[Extracted data entries]
##############################

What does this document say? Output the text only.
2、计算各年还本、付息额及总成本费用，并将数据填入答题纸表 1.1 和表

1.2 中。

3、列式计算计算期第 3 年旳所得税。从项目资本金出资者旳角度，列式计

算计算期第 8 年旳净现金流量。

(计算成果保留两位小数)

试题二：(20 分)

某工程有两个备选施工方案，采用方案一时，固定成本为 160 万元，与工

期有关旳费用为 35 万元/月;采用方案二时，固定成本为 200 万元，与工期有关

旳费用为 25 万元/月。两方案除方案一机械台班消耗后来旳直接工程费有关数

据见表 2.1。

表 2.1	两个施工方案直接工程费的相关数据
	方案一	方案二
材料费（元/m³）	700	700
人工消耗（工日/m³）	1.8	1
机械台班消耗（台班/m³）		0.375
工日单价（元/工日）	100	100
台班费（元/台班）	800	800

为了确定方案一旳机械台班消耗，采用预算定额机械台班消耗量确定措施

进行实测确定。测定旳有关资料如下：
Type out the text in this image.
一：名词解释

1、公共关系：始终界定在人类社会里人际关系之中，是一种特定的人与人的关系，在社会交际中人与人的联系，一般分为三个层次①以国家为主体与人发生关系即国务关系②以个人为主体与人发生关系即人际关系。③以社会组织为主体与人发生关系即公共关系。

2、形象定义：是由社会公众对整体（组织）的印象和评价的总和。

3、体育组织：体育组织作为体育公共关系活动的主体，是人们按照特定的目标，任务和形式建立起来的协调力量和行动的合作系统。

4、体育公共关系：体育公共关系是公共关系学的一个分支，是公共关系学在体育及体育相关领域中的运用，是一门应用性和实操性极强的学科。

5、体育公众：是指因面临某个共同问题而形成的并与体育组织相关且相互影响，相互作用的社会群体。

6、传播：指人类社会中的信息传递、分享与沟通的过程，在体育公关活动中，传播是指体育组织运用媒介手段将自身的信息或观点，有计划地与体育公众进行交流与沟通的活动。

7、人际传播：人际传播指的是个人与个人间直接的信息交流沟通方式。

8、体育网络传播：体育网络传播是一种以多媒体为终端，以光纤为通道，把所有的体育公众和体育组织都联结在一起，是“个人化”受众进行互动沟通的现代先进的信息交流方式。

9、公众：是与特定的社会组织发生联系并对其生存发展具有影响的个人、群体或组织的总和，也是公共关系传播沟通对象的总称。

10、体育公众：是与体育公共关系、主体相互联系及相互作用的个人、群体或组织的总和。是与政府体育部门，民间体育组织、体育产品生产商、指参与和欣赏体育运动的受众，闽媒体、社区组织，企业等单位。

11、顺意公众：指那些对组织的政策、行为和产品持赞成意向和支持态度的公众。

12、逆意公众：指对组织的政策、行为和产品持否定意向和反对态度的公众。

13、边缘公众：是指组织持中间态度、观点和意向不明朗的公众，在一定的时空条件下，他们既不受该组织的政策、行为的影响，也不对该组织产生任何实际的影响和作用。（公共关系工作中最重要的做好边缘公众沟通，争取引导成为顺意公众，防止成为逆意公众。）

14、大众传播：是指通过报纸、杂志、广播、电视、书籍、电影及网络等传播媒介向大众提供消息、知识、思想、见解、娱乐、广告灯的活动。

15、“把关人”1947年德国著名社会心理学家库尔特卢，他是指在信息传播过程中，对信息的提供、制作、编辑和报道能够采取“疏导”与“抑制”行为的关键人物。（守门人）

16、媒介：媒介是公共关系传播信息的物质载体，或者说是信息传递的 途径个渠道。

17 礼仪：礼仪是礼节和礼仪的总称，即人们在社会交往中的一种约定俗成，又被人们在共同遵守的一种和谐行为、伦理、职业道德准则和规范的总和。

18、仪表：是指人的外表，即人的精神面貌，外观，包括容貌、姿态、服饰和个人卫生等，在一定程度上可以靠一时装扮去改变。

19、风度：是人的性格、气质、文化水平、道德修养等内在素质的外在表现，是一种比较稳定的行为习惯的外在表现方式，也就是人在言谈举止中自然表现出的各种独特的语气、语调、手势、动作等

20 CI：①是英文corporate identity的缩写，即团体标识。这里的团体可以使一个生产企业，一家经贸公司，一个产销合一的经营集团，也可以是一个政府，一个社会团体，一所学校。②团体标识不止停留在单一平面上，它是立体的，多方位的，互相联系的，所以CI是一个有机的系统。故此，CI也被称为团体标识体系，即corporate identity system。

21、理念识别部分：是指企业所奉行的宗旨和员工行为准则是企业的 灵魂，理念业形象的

##############################

WHAT THE TASK ASKS
For each line in the data above that contains the string "群体或组织的总和", extract the line.

ANSWER TO THIS PROBLEM
9、公众：是与特定的社会组织发生联系并对其生存发展具有影响的个人、群体或组织的总和，也是公共关系传播沟通对象的总称。
10、体育公众：是与体育公共关系、主体相互联系及相互作用的个人、群体或组织的总和。是与政府体育部门，民间体育组织、体育产品生产商、指参与和欣赏体育运动的受众，闽媒体、社区组织，企业等单位。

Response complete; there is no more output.